- _GIVEN PROBLEM_
Gather all lines from the material that contain the word "text".

- _Extracted data entries_
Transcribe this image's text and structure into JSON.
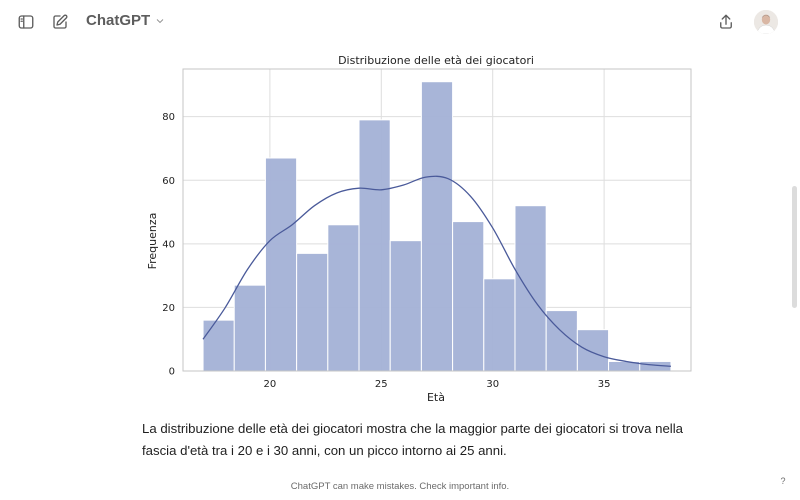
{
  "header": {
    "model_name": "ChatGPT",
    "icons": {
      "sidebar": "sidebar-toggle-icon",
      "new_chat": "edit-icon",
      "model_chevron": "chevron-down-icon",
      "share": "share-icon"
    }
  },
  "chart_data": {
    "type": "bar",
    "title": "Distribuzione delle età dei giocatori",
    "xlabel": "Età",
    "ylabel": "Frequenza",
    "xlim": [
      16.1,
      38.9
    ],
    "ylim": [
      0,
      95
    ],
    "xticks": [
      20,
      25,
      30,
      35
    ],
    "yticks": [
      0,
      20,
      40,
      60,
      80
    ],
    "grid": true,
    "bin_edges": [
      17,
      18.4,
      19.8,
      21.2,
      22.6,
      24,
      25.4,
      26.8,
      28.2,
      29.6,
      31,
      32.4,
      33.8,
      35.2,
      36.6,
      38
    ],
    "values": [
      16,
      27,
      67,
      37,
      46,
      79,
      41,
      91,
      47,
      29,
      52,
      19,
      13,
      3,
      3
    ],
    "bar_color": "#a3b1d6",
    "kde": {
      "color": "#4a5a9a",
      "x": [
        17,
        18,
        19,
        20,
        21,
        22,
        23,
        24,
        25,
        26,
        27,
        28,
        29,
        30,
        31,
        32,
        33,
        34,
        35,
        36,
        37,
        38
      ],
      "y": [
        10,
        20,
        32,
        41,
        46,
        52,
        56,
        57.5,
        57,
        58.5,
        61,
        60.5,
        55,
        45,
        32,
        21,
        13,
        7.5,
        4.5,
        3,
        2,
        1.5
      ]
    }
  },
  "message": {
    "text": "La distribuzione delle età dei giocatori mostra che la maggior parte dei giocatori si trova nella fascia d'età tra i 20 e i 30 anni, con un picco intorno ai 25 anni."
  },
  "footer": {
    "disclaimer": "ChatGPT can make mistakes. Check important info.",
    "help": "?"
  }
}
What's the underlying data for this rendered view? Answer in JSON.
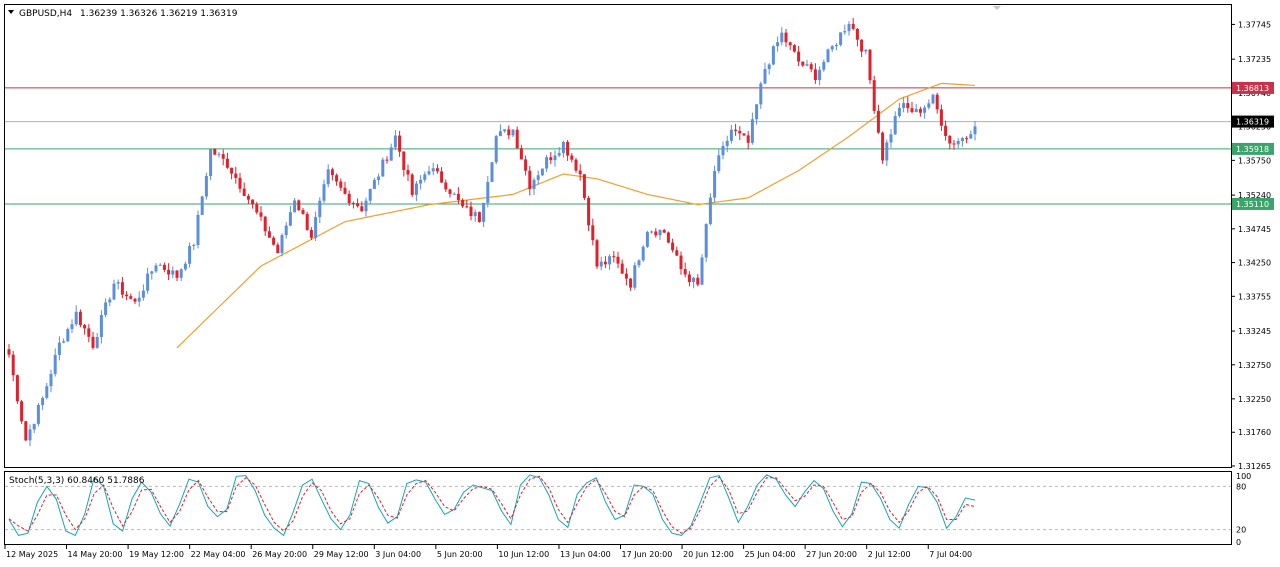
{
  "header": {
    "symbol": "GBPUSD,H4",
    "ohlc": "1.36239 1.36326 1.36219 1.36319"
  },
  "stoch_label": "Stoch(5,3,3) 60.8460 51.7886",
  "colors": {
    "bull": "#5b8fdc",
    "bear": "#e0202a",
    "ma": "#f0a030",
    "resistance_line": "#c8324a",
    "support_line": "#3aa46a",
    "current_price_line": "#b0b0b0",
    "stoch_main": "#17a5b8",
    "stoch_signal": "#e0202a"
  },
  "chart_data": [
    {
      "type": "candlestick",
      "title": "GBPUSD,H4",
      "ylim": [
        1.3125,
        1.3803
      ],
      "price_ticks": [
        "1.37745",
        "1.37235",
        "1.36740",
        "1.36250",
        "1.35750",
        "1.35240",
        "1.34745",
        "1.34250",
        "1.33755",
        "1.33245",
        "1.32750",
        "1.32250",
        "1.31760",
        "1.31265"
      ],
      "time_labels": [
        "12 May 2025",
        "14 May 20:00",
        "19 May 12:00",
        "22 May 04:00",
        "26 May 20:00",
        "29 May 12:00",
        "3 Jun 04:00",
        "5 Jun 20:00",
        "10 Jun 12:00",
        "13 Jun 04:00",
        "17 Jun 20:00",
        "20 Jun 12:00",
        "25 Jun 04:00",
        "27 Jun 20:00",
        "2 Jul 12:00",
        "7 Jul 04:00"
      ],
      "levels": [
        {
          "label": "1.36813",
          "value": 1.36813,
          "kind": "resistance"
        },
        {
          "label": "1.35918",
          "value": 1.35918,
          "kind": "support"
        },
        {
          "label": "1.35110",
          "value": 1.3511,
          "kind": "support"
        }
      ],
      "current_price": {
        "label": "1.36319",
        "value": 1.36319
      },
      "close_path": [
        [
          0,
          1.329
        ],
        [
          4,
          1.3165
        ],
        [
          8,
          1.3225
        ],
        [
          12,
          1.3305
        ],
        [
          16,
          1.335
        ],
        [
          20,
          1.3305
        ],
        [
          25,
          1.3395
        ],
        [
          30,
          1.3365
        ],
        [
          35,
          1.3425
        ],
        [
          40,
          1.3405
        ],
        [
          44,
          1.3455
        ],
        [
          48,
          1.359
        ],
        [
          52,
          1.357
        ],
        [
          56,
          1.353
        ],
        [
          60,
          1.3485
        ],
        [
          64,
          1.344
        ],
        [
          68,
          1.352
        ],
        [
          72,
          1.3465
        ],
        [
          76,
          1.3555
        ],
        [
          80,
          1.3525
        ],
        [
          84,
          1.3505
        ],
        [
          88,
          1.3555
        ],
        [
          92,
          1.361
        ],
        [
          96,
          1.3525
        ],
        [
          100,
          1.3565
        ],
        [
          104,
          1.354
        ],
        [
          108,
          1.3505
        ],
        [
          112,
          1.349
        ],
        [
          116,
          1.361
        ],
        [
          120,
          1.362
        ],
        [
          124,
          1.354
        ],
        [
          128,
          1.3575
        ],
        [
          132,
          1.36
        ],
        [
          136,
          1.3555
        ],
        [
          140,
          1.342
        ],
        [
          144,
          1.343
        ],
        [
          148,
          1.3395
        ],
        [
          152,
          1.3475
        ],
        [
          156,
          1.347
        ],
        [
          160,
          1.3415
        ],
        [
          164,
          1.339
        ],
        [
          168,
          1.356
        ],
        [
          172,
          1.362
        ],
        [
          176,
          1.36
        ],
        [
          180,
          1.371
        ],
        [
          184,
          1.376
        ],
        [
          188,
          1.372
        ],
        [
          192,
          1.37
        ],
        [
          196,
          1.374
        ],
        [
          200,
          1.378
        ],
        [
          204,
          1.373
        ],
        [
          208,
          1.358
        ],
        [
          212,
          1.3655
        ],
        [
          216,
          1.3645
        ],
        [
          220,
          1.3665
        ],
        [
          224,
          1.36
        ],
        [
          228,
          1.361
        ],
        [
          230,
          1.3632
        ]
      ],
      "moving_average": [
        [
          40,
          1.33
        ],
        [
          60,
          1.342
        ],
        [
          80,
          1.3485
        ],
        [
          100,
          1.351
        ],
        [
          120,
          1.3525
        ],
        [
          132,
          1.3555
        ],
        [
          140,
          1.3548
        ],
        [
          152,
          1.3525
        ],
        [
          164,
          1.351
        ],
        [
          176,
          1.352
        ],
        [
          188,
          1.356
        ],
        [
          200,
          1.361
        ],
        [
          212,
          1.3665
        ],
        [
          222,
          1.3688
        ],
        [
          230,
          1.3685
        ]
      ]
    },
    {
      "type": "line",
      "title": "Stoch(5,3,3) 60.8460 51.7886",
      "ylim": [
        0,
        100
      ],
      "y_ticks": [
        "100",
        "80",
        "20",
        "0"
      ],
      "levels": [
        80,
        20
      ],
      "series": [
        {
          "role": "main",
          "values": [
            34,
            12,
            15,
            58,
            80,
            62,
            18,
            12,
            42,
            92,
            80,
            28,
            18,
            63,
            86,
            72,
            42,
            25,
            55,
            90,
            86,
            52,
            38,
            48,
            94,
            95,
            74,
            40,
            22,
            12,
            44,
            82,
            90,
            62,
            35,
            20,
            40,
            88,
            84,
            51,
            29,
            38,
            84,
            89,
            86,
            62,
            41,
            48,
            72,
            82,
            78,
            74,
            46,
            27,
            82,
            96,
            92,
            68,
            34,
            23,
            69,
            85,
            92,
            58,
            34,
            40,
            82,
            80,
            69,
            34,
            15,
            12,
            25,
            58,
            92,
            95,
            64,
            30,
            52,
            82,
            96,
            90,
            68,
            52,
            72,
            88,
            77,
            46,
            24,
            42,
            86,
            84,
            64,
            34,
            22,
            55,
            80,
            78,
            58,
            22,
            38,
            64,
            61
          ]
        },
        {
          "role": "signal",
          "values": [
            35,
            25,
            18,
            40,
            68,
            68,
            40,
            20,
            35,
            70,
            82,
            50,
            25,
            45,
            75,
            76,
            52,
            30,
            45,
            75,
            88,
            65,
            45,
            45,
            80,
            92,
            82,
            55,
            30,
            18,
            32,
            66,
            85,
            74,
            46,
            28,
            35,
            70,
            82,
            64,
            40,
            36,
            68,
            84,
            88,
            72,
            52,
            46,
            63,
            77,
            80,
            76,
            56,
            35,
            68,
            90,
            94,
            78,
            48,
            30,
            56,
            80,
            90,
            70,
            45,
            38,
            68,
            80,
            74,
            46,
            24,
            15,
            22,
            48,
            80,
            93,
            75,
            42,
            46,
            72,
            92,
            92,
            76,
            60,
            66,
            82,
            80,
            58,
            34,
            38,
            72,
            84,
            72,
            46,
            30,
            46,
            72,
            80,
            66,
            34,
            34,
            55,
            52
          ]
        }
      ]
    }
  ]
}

- _SOLUTION FOR THIS EXERCISE_
Transcribe this image's text and structure into JSON.
    "text": "La distribuzione delle età dei giocatori mostra che la maggior parte dei giocatori si trova nella fascia d'età tra i 20 e i 30 anni, con un picco intorno ai 25 anni."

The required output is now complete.